Objective »
Below are entries. Pull out all lines containing "Petitioners".

Lines of data:
__________
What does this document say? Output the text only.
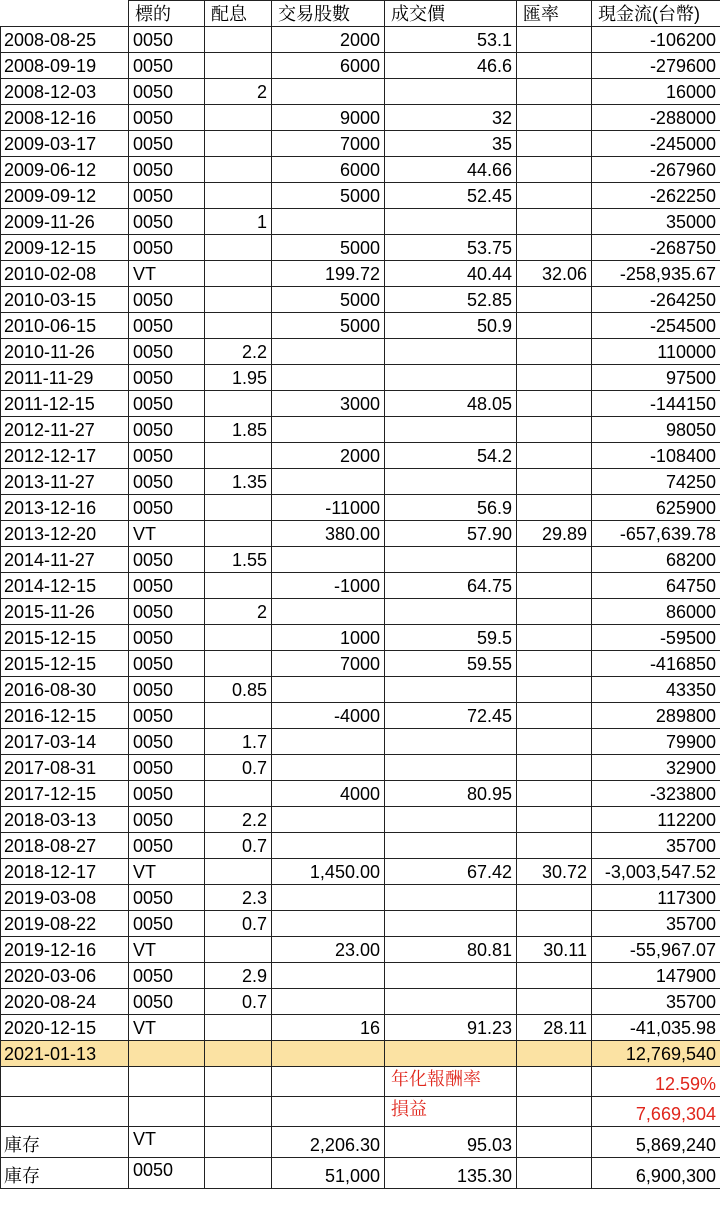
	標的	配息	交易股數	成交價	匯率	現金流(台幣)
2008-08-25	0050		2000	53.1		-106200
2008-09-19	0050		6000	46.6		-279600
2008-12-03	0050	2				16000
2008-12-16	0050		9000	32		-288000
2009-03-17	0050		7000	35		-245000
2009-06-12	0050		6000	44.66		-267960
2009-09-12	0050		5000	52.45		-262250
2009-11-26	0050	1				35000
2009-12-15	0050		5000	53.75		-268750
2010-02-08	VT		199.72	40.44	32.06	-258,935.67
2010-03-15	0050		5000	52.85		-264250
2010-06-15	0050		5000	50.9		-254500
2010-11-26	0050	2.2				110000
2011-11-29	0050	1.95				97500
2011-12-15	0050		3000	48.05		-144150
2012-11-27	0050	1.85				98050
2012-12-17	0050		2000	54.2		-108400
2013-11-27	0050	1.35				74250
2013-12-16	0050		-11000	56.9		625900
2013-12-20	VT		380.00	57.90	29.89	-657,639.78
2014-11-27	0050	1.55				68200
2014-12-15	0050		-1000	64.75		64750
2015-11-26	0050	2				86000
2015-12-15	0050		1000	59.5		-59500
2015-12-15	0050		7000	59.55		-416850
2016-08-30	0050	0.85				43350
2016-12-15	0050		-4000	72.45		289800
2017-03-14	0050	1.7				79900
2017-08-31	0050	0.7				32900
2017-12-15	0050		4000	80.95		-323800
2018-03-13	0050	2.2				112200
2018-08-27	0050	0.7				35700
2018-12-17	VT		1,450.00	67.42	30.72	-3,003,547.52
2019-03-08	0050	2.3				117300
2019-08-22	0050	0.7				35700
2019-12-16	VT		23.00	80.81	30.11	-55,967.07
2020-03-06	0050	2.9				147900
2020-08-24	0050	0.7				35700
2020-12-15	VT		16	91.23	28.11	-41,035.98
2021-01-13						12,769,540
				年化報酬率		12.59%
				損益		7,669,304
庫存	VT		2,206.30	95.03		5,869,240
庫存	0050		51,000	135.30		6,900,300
__________
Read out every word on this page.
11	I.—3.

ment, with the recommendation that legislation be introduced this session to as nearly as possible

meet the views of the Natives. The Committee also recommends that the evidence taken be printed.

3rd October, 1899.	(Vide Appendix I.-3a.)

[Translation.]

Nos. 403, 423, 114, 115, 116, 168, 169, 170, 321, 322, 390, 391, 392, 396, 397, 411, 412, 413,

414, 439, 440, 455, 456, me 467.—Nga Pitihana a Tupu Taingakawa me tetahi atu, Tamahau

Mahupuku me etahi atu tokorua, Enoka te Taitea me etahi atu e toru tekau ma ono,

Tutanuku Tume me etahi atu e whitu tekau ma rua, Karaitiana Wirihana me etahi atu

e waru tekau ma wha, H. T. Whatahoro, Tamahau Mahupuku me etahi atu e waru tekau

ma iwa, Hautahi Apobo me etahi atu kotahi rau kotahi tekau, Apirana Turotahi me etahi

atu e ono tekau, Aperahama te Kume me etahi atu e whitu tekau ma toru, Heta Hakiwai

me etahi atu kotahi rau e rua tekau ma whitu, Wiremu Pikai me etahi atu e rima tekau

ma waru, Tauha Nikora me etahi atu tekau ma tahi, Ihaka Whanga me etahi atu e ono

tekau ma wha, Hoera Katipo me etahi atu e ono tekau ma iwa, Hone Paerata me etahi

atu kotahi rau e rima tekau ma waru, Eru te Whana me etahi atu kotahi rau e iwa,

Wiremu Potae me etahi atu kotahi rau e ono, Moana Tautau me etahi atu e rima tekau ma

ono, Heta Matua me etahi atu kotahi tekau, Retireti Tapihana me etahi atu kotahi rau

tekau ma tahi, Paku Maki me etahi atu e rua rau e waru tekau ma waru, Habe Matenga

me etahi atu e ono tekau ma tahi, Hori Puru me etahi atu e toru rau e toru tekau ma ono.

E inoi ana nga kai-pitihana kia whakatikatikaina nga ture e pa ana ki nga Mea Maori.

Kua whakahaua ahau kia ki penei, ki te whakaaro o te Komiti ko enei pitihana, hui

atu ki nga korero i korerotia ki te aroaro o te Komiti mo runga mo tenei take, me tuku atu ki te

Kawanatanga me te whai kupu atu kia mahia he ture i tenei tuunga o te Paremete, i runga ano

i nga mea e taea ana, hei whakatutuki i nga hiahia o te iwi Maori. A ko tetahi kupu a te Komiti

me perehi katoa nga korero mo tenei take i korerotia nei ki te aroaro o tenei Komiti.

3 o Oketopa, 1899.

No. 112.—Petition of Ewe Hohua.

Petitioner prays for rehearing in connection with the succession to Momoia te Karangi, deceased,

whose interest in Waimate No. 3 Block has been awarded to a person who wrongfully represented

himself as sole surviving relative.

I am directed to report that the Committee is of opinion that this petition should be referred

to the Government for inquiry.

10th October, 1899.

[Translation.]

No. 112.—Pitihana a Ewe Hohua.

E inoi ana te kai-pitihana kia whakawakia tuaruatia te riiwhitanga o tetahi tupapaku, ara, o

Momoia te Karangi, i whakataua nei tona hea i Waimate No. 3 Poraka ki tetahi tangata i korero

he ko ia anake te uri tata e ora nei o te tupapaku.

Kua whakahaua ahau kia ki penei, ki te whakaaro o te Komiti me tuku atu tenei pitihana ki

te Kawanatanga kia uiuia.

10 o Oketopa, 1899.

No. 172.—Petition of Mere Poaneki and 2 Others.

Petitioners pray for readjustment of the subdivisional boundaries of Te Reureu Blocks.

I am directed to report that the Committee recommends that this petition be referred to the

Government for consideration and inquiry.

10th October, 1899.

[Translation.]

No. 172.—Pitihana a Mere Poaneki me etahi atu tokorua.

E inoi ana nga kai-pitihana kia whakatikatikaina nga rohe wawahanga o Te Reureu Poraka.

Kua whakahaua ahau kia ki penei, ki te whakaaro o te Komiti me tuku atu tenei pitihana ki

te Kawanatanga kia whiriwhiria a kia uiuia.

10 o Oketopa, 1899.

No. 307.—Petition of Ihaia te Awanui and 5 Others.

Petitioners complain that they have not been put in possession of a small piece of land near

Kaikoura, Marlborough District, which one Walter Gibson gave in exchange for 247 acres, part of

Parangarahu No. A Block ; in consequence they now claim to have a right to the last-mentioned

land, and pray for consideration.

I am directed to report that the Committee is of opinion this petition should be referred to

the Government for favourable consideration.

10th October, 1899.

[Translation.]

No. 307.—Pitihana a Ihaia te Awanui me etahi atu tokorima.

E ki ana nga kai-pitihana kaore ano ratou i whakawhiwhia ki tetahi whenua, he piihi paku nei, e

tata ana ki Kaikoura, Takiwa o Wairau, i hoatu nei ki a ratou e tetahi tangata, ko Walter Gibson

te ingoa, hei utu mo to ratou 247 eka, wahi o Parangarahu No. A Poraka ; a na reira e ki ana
__________
The output »
Petitioners pray for readjustment of the subdivisional boundaries of Te Reureu Blocks.
Petitioners complain that they have not been put in possession of a small piece of land near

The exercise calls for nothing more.